[PROBLEM TO WORK ON] Give back the records below exactly, every one, with no pictures.

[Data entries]
● ● ●

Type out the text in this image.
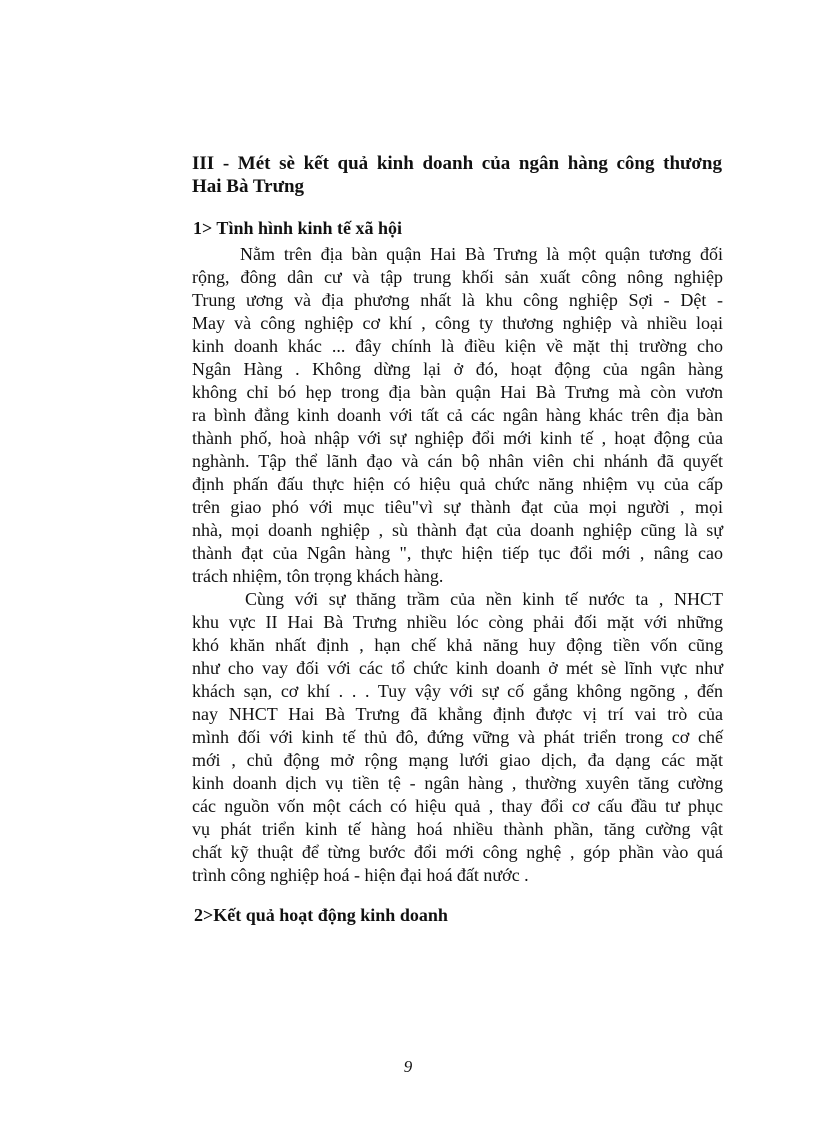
III - Mét sè kết quả kinh doanh của ngân hàng công thương
Hai Bà Trưng
1> Tình hình kinh tế xã hội
Nằm trên địa bàn quận Hai Bà Trưng là một quận tương đối
rộng, đông dân cư và tập trung khối sản xuất công nông nghiệp
Trung ương và địa phương nhất là khu công nghiệp Sợi - Dệt -
May và công nghiệp cơ khí , công ty thương nghiệp và nhiều loại
kinh doanh khác ... đây chính là điều kiện về mặt thị trường cho
Ngân Hàng . Không dừng lại ở đó, hoạt động của ngân hàng
không chỉ bó hẹp trong địa bàn quận Hai Bà Trưng mà còn vươn
ra bình đẳng kinh doanh với tất cả các ngân hàng khác trên địa bàn
thành phố, hoà nhập với sự nghiệp đổi mới kinh tế , hoạt động của
nghành. Tập thể lãnh đạo và cán bộ nhân viên chi nhánh đã quyết
định phấn đấu thực hiện có hiệu quả chức năng nhiệm vụ của cấp
trên giao phó với mục tiêu"vì sự thành đạt của mọi người , mọi
nhà, mọi doanh nghiệp , sù thành đạt của doanh nghiệp cũng là sự
thành đạt của Ngân hàng ", thực hiện tiếp tục đổi mới , nâng cao
trách nhiệm, tôn trọng khách hàng.
Cùng với sự thăng trầm của nền kinh tế nước ta , NHCT
khu vực II Hai Bà Trưng nhiều lóc còng phải đối mặt với những
khó khăn nhất định , hạn chế khả năng huy động tiền vốn cũng
như cho vay đối với các tổ chức kinh doanh ở mét sè lĩnh vực như
khách sạn, cơ khí . . . Tuy vậy với sự cố gắng không ngõng , đến
nay NHCT Hai Bà Trưng đã khẳng định được vị trí vai trò của
mình đối với kinh tế thủ đô, đứng vững và phát triển trong cơ chế
mới , chủ động mở rộng mạng lưới giao dịch, đa dạng các mặt
kinh doanh dịch vụ tiền tệ - ngân hàng , thường xuyên tăng cường
các nguồn vốn một cách có hiệu quả , thay đổi cơ cấu đầu tư phục
vụ phát triển kinh tế hàng hoá nhiều thành phần, tăng cường vật
chất kỹ thuật để từng bước đổi mới công nghệ , góp phần vào quá
trình công nghiệp hoá - hiện đại hoá đất nước .
2>Kết quả hoạt động kinh doanh

9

● ● ●

[SOLUTION TO THIS PROBLEM]
Type out the text in this image.
III - Mét sè kết quả kinh doanh của ngân hàng công thương
Hai Bà Trưng
1> Tình hình kinh tế xã hội
Nằm trên địa bàn quận Hai Bà Trưng là một quận tương đối
rộng, đông dân cư và tập trung khối sản xuất công nông nghiệp
Trung ương và địa phương nhất là khu công nghiệp Sợi - Dệt -
May và công nghiệp cơ khí , công ty thương nghiệp và nhiều loại
kinh doanh khác ... đây chính là điều kiện về mặt thị trường cho
Ngân Hàng . Không dừng lại ở đó, hoạt động của ngân hàng
không chỉ bó hẹp trong địa bàn quận Hai Bà Trưng mà còn vươn
ra bình đẳng kinh doanh với tất cả các ngân hàng khác trên địa bàn
thành phố, hoà nhập với sự nghiệp đổi mới kinh tế , hoạt động của
nghành. Tập thể lãnh đạo và cán bộ nhân viên chi nhánh đã quyết
định phấn đấu thực hiện có hiệu quả chức năng nhiệm vụ của cấp
trên giao phó với mục tiêu"vì sự thành đạt của mọi người , mọi
nhà, mọi doanh nghiệp , sù thành đạt của doanh nghiệp cũng là sự
thành đạt của Ngân hàng ", thực hiện tiếp tục đổi mới , nâng cao
trách nhiệm, tôn trọng khách hàng.
Cùng với sự thăng trầm của nền kinh tế nước ta , NHCT
khu vực II Hai Bà Trưng nhiều lóc còng phải đối mặt với những
khó khăn nhất định , hạn chế khả năng huy động tiền vốn cũng
như cho vay đối với các tổ chức kinh doanh ở mét sè lĩnh vực như
khách sạn, cơ khí . . . Tuy vậy với sự cố gắng không ngõng , đến
nay NHCT Hai Bà Trưng đã khẳng định được vị trí vai trò của
mình đối với kinh tế thủ đô, đứng vững và phát triển trong cơ chế
mới , chủ động mở rộng mạng lưới giao dịch, đa dạng các mặt
kinh doanh dịch vụ tiền tệ - ngân hàng , thường xuyên tăng cường
các nguồn vốn một cách có hiệu quả , thay đổi cơ cấu đầu tư phục
vụ phát triển kinh tế hàng hoá nhiều thành phần, tăng cường vật
chất kỹ thuật để từng bước đổi mới công nghệ , góp phần vào quá
trình công nghiệp hoá - hiện đại hoá đất nước .
2>Kết quả hoạt động kinh doanh

9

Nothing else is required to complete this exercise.